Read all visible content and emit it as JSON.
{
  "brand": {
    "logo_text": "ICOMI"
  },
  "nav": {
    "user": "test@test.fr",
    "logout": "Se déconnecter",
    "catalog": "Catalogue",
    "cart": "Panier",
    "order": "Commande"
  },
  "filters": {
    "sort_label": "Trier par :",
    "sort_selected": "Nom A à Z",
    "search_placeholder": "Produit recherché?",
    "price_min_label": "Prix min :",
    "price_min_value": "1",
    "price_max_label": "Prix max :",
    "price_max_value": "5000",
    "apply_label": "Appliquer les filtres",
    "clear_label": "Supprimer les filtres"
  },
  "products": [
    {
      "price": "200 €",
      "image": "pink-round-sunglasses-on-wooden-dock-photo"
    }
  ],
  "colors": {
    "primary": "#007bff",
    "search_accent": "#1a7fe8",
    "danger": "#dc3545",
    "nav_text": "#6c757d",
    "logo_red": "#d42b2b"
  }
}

# PROBLEM TO WORK ON
Only lines with "filtres" are wanted here; list each of them.

# FINISHED EXERCISE
    "apply_label": "Appliquer les filtres",
    "clear_label": "Supprimer les filtres"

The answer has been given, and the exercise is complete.